__EXERCISE__
Go through the entries below and collect each line with the string "Maximum" in it.

(Data records)
________________________
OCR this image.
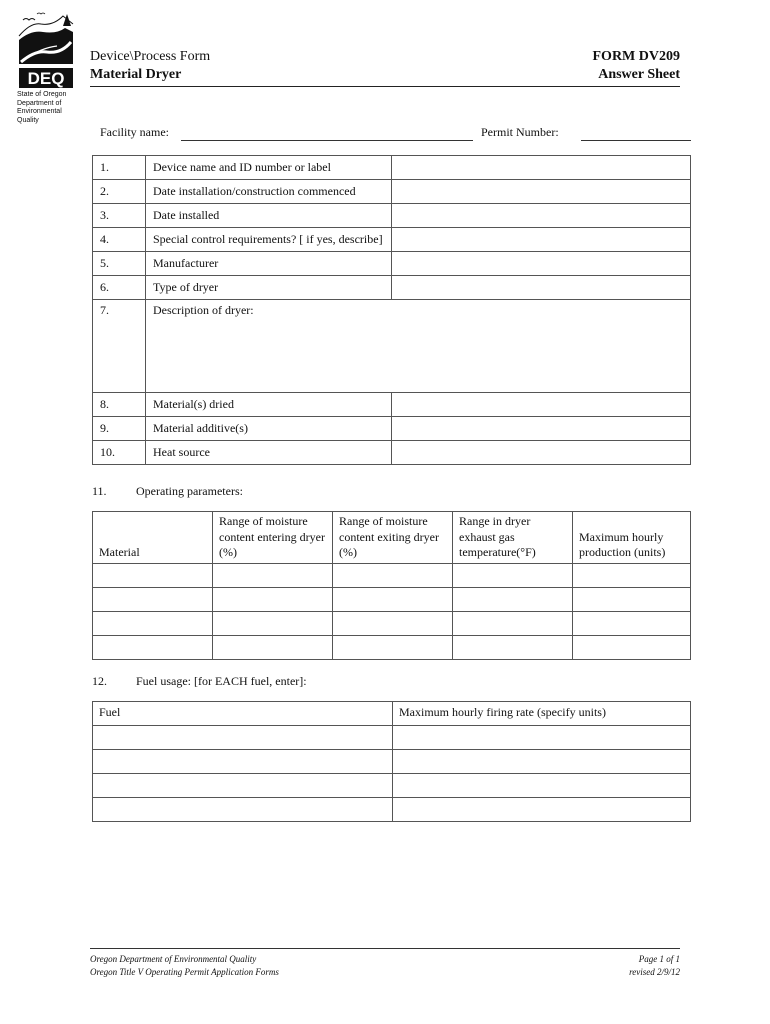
DEQ
State of Oregon
Department of
Environmental
Quality
Device\Process Form
Material Dryer
FORM DV209
Answer Sheet
Facility name:	Permit Number:
1.	Device name and ID number or label	
2.	Date installation/construction commenced	
3.	Date installed	
4.	Special control requirements? [ if yes, describe]	
5.	Manufacturer	
6.	Type of dryer	
7.	Description of dryer:	
8.	Material(s) dried	
9.	Material additive(s)	
10.	Heat source	
11. Operating parameters:
Material	Range of moisture content entering dryer (%)	Range of moisture content exiting dryer (%)	Range in dryer exhaust gas temperature(°F)	Maximum hourly production (units)

12. Fuel usage: [for EACH fuel, enter]:
Fuel	Maximum hourly firing rate (specify units)

Oregon Department of Environmental Quality
Oregon Title V Operating Permit Application Forms
Page 1 of 1
revised 2/9/12
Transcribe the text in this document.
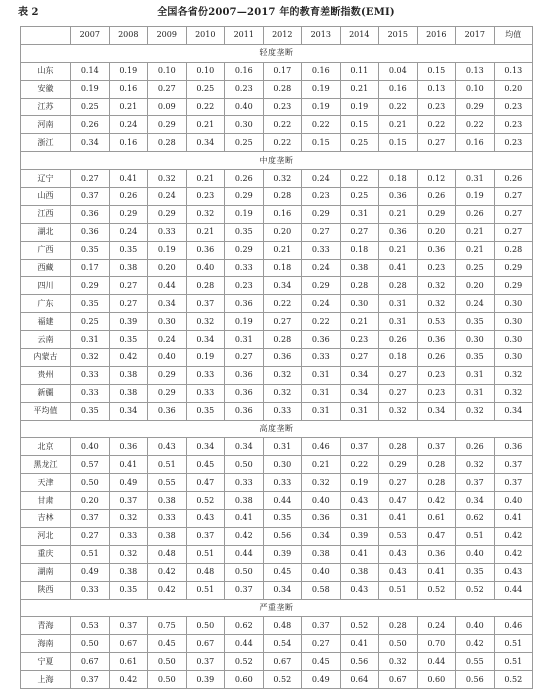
表 2	全国各省份2007—2017 年的教育差断指数(EMI)
	2007	2008	2009	2010	2011	2012	2013	2014	2015	2016	2017	均值
轻度垄断												
山东	0.14	0.19	0.10	0.10	0.16	0.17	0.16	0.11	0.04	0.15	0.13	0.13
安徽	0.19	0.16	0.27	0.25	0.23	0.28	0.19	0.21	0.16	0.13	0.10	0.20
江苏	0.25	0.21	0.09	0.22	0.40	0.23	0.19	0.19	0.22	0.23	0.29	0.23
河南	0.26	0.24	0.29	0.21	0.30	0.22	0.22	0.15	0.21	0.22	0.22	0.23
浙江	0.34	0.16	0.28	0.34	0.25	0.22	0.15	0.25	0.15	0.27	0.16	0.23
中度垄断												
辽宁	0.27	0.41	0.32	0.21	0.26	0.32	0.24	0.22	0.18	0.12	0.31	0.26
山西	0.37	0.26	0.24	0.23	0.29	0.28	0.23	0.25	0.36	0.26	0.19	0.27
江西	0.36	0.29	0.29	0.32	0.19	0.16	0.29	0.31	0.21	0.29	0.26	0.27
湖北	0.36	0.24	0.33	0.21	0.35	0.20	0.27	0.27	0.36	0.20	0.21	0.27
广西	0.35	0.35	0.19	0.36	0.29	0.21	0.33	0.18	0.21	0.36	0.21	0.28
西藏	0.17	0.38	0.20	0.40	0.33	0.18	0.24	0.38	0.41	0.23	0.25	0.29
四川	0.29	0.27	0.44	0.28	0.23	0.34	0.29	0.28	0.28	0.32	0.20	0.29
广东	0.35	0.27	0.34	0.37	0.36	0.22	0.24	0.30	0.31	0.32	0.24	0.30
福建	0.25	0.39	0.30	0.32	0.19	0.27	0.22	0.21	0.31	0.53	0.35	0.30
云南	0.31	0.35	0.24	0.34	0.31	0.28	0.36	0.23	0.26	0.36	0.30	0.30
内蒙古	0.32	0.42	0.40	0.19	0.27	0.36	0.33	0.27	0.18	0.26	0.35	0.30
贵州	0.33	0.38	0.29	0.33	0.36	0.32	0.31	0.34	0.27	0.23	0.31	0.32
新疆	0.33	0.38	0.29	0.33	0.36	0.32	0.31	0.34	0.27	0.23	0.31	0.32
平均值	0.35	0.34	0.36	0.35	0.36	0.33	0.31	0.31	0.32	0.34	0.32	0.34
高度垄断												
北京	0.40	0.36	0.43	0.34	0.34	0.31	0.46	0.37	0.28	0.37	0.26	0.36
黑龙江	0.57	0.41	0.51	0.45	0.50	0.30	0.21	0.22	0.29	0.28	0.32	0.37
天津	0.50	0.49	0.55	0.47	0.33	0.33	0.32	0.19	0.27	0.28	0.37	0.37
甘肃	0.20	0.37	0.38	0.52	0.38	0.44	0.40	0.43	0.47	0.42	0.34	0.40
吉林	0.37	0.32	0.33	0.43	0.41	0.35	0.36	0.31	0.41	0.61	0.62	0.41
河北	0.27	0.33	0.38	0.37	0.42	0.56	0.34	0.39	0.53	0.47	0.51	0.42
重庆	0.51	0.32	0.48	0.51	0.44	0.39	0.38	0.41	0.43	0.36	0.40	0.42
湖南	0.49	0.38	0.42	0.48	0.50	0.45	0.40	0.38	0.43	0.41	0.35	0.43
陕西	0.33	0.35	0.42	0.51	0.37	0.34	0.58	0.43	0.51	0.52	0.52	0.44
严重垄断												
青海	0.53	0.37	0.75	0.50	0.62	0.48	0.37	0.52	0.28	0.24	0.40	0.46
海南	0.50	0.67	0.45	0.67	0.44	0.54	0.27	0.41	0.50	0.70	0.42	0.51
宁夏	0.67	0.61	0.50	0.37	0.52	0.67	0.45	0.56	0.32	0.44	0.55	0.51
上海	0.37	0.42	0.50	0.39	0.60	0.52	0.49	0.64	0.67	0.60	0.56	0.52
________________________
__EXERCISE OUTPUT__
Material	Range of moisture content entering dryer (%)	Range of moisture content exiting dryer (%)	Range in dryer exhaust gas temperature(°F)	Maximum hourly production (units)
Fuel	Maximum hourly firing rate (specify units)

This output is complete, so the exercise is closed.